Start of DATA RECORDS

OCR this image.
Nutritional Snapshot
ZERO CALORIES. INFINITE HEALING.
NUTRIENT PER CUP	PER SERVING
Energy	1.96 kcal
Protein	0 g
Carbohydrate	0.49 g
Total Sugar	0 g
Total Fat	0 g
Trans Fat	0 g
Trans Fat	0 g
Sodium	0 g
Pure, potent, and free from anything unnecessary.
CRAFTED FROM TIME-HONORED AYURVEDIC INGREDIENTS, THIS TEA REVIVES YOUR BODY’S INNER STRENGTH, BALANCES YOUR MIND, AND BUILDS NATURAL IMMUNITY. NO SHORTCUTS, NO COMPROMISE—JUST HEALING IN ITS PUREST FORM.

End of DATA RECORDS
Start of DATA RECORDS

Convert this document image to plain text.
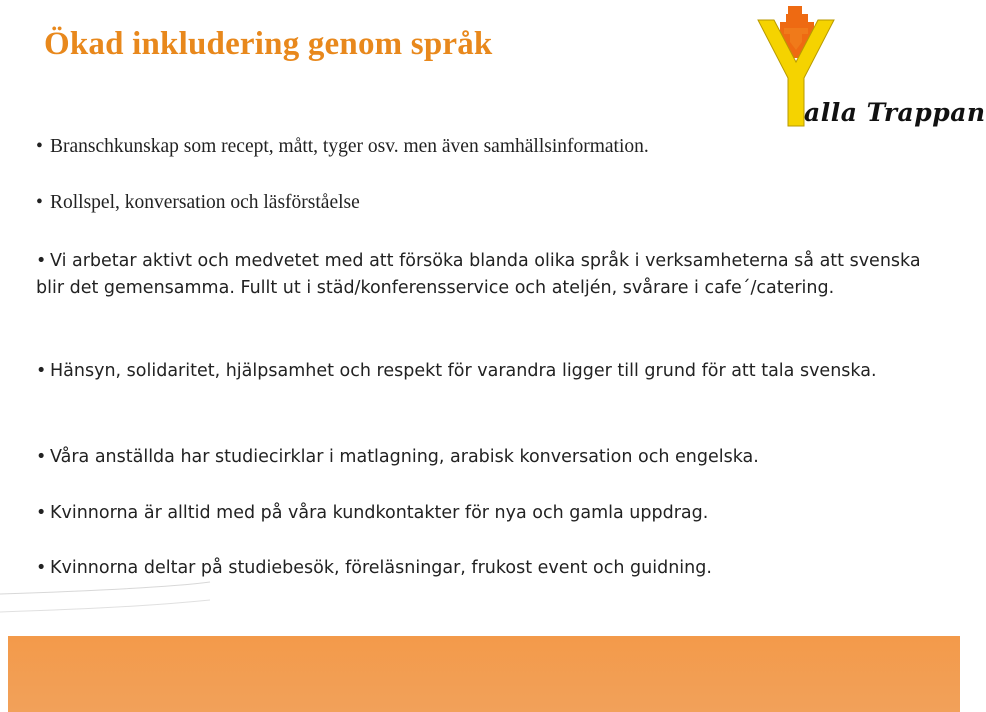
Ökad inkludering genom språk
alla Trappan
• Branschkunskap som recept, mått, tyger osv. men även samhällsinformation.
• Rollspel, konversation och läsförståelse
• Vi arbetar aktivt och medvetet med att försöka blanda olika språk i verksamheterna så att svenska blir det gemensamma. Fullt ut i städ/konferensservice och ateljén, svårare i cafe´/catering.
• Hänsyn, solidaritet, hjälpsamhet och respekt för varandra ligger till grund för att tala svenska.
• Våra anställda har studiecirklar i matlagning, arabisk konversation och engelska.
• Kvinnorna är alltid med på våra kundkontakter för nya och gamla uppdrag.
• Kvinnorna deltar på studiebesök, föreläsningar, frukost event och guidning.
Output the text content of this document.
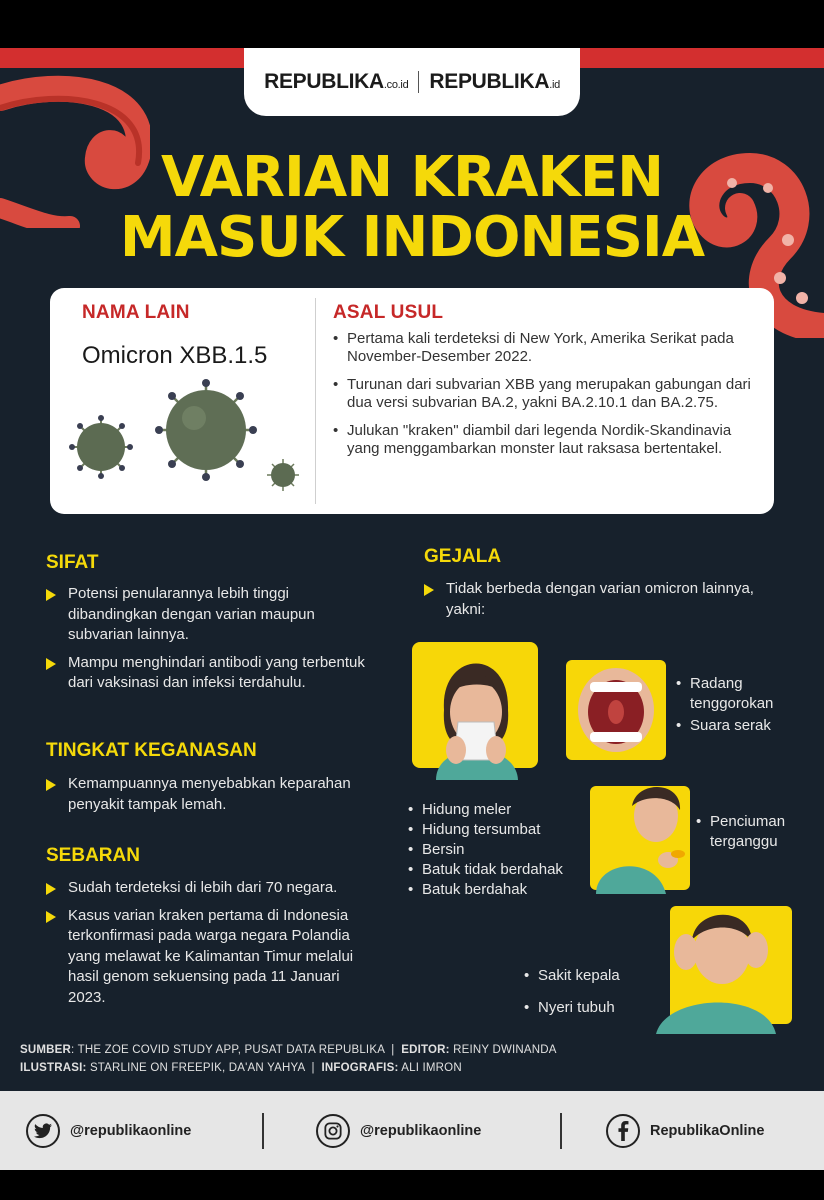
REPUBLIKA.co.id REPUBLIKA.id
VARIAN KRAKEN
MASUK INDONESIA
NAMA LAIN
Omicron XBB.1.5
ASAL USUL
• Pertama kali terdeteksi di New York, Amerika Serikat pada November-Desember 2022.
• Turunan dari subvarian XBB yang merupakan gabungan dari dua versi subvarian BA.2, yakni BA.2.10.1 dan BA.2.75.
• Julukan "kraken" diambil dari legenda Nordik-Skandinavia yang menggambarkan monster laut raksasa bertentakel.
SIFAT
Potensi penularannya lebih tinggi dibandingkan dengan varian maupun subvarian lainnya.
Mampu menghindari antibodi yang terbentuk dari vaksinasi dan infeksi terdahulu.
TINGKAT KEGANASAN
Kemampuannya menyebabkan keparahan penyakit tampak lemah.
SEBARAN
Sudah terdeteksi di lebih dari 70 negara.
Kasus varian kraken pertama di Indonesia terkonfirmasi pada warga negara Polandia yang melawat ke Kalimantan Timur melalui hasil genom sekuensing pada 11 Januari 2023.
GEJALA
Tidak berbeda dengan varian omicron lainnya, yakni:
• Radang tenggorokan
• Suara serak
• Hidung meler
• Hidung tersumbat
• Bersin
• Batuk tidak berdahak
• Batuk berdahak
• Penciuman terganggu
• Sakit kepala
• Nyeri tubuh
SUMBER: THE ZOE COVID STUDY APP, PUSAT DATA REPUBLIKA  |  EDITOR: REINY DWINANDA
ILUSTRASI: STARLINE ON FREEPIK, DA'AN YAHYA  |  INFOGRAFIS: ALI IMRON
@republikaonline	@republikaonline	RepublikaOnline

End of DATA RECORDS
Start of DATA RECORDS

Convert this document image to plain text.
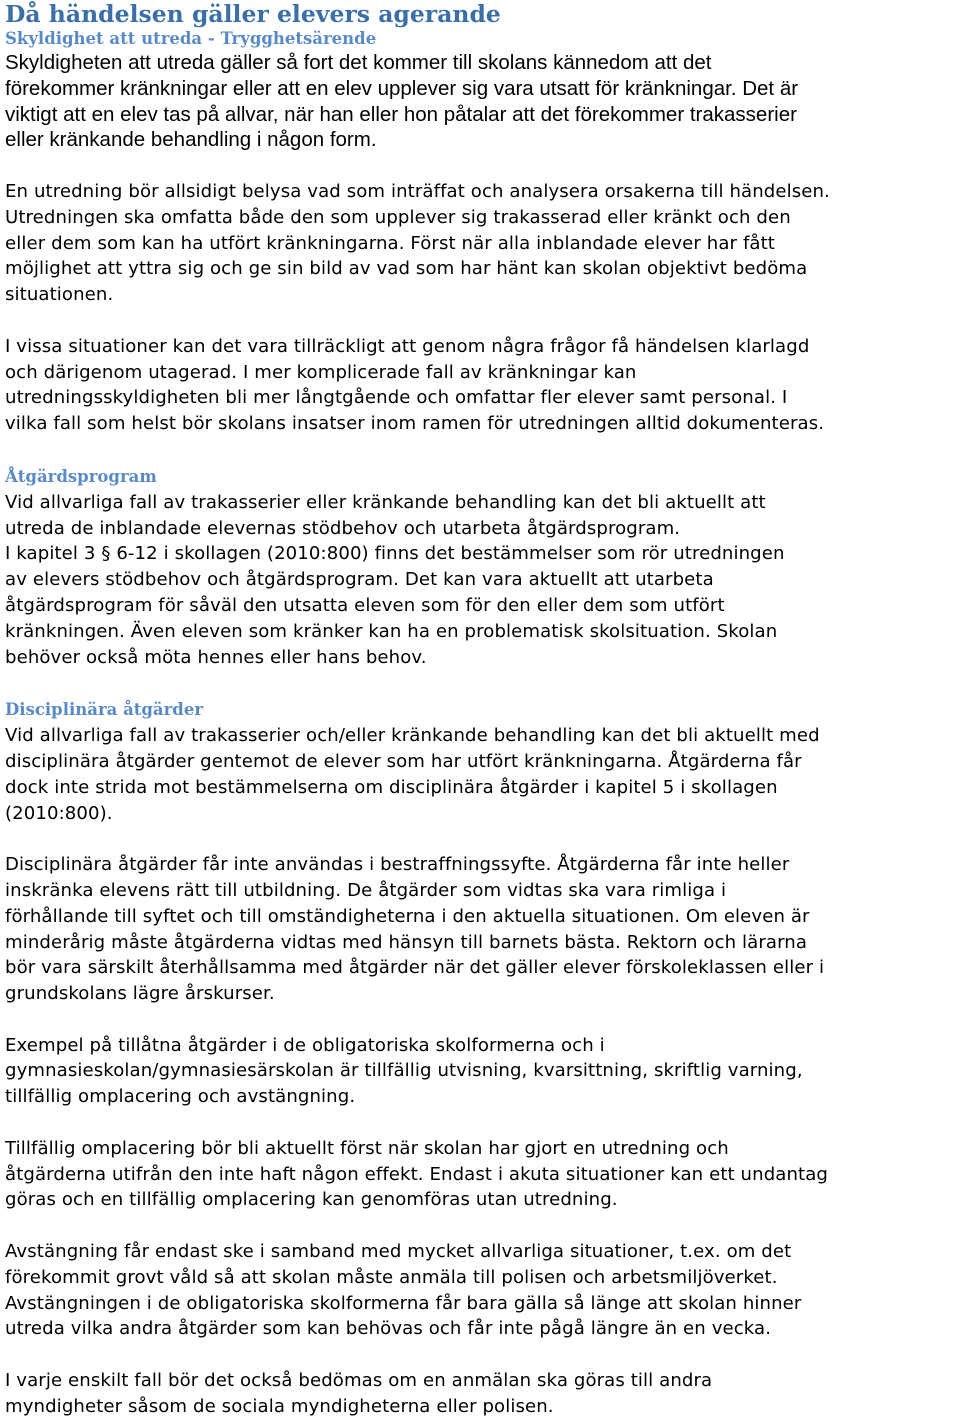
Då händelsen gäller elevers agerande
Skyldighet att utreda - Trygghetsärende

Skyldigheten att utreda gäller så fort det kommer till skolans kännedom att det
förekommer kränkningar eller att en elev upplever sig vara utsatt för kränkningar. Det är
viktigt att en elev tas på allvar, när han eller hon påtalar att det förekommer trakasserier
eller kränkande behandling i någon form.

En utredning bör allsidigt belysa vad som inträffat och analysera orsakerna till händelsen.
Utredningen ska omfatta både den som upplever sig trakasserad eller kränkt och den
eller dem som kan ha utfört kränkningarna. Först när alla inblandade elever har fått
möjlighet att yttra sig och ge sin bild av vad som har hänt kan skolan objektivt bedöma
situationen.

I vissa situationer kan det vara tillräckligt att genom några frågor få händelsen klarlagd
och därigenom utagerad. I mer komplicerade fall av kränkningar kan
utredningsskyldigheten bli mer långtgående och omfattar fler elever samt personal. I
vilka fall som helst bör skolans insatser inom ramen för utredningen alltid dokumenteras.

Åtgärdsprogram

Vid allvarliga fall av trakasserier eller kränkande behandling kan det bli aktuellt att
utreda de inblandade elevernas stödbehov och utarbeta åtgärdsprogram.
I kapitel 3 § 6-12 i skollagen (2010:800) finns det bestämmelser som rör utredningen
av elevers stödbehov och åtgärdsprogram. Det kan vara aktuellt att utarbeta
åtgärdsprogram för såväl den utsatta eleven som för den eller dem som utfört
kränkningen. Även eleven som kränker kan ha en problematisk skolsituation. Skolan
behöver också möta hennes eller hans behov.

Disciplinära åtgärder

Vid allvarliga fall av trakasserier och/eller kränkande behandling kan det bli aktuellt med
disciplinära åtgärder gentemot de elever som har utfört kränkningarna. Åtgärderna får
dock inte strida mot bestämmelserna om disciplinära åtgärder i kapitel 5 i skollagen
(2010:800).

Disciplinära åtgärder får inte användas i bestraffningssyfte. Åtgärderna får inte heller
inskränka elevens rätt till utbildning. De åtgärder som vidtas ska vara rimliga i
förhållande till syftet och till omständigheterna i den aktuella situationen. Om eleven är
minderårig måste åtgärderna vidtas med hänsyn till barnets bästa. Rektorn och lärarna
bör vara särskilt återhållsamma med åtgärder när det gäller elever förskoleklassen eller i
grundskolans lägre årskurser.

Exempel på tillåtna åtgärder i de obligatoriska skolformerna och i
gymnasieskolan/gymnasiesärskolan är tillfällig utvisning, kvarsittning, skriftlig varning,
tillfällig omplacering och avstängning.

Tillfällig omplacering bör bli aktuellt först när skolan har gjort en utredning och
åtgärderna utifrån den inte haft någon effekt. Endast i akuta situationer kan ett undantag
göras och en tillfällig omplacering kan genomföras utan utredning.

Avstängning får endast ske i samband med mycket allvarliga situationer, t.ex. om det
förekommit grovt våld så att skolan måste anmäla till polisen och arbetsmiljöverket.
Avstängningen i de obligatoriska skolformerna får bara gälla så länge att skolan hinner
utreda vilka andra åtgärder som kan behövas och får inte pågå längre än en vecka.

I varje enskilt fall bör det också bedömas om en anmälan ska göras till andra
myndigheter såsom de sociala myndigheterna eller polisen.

End of DATA RECORDS

§ **WHAT TO PRODUCE**:
Using the records, find the number of lines in which the string "situationen" occurs. Reply with that number alone.

§ **ANSWER TO THIS TASK**:
2